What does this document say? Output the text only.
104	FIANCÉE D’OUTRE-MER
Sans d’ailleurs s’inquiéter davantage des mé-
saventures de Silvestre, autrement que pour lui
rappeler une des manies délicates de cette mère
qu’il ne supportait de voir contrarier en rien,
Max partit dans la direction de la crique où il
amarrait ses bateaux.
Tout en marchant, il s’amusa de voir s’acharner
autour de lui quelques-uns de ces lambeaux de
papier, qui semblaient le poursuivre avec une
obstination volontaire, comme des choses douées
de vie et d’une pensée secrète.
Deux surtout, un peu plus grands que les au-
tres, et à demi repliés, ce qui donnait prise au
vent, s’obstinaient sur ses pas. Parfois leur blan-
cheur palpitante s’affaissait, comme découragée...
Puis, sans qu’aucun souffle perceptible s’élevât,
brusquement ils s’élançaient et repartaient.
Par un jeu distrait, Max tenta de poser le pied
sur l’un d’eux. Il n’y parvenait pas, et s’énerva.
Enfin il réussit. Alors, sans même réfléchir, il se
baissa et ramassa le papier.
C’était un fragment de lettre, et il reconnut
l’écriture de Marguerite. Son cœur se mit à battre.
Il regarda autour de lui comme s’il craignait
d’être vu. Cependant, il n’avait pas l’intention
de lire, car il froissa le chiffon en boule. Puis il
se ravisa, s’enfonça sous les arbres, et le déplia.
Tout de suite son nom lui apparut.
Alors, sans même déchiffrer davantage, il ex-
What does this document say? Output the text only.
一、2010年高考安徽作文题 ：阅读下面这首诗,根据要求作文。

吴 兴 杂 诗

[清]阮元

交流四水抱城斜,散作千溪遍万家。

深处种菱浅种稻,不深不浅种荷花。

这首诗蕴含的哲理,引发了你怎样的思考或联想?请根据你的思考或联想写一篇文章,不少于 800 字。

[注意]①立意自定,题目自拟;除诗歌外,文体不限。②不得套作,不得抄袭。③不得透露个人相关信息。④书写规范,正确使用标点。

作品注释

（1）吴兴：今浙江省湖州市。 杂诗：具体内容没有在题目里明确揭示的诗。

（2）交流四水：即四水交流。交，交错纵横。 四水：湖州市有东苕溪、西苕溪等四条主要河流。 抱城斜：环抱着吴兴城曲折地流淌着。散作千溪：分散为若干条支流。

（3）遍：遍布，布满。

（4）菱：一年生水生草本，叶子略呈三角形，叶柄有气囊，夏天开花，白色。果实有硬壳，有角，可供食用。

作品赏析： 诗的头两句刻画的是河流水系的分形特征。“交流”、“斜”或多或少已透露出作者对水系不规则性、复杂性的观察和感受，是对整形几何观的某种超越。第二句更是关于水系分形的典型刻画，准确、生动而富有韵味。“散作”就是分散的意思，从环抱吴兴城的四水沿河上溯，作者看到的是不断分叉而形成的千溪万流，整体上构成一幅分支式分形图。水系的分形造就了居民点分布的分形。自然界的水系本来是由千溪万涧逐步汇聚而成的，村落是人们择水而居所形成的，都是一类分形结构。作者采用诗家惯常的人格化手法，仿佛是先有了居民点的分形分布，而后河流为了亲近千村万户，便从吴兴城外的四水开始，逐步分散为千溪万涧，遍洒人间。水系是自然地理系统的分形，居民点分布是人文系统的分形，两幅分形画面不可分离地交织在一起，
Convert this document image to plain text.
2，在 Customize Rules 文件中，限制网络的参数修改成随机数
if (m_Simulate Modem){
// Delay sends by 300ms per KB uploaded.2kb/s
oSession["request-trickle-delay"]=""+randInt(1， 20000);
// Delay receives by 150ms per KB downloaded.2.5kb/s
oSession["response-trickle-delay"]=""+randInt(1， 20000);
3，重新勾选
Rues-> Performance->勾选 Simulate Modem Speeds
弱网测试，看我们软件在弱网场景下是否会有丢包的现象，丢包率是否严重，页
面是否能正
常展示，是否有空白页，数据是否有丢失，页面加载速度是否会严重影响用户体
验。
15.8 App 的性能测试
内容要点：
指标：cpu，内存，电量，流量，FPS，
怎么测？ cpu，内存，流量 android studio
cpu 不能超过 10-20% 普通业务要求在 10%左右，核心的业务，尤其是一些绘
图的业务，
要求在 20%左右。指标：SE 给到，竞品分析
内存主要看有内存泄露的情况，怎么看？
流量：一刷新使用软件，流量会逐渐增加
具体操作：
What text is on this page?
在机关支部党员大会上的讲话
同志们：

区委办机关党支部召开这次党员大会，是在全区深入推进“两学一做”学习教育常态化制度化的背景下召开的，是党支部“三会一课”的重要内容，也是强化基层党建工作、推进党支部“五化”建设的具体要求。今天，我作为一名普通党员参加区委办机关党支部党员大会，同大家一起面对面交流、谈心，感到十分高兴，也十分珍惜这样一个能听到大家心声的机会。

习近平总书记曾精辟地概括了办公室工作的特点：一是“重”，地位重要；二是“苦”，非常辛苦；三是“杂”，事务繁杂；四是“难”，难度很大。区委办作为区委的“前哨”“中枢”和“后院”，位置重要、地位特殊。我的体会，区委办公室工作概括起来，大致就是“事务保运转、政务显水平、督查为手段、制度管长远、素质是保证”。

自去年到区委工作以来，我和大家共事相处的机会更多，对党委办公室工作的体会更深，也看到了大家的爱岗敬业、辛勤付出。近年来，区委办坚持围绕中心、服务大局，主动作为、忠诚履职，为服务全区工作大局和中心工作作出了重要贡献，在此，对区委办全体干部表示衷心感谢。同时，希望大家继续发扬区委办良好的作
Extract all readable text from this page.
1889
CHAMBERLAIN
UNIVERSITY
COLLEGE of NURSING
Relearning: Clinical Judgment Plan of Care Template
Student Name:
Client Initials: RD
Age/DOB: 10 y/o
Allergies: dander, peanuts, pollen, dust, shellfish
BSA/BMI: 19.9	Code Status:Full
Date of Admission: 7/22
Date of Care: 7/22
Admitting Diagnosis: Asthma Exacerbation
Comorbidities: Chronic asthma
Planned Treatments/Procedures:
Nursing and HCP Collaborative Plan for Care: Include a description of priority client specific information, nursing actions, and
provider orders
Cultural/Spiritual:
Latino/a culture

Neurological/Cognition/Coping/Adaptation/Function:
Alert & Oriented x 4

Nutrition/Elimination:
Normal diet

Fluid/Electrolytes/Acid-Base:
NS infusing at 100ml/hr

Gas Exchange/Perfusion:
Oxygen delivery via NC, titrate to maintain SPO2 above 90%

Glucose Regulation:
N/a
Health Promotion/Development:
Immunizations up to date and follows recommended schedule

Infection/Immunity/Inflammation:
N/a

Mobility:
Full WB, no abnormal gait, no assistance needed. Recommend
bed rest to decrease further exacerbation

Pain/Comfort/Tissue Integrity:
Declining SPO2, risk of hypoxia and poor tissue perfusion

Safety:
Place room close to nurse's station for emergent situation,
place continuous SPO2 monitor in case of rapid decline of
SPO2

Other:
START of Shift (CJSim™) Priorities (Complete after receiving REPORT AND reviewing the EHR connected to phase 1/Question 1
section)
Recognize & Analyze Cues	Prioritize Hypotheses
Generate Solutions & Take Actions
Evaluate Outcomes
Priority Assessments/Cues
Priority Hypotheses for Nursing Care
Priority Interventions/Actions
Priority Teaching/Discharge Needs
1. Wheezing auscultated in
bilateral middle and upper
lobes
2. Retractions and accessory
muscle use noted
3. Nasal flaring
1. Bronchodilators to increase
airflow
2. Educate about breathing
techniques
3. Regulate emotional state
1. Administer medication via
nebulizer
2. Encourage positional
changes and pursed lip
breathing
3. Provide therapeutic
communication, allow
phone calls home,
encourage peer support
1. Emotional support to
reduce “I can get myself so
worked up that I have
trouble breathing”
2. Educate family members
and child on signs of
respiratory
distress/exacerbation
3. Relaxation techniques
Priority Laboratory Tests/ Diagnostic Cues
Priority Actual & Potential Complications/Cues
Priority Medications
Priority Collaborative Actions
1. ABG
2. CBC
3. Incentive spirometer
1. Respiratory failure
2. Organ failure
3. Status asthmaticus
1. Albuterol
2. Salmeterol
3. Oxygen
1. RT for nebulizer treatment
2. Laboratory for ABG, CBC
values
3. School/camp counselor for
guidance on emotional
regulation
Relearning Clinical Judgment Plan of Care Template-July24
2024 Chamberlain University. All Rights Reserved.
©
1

# # # # # # #

(What the task requires):
In the listing above, find the lines holding the word "page" and copy them.

(Solved exercise):
What text is on this page?
Extract all readable text from this page.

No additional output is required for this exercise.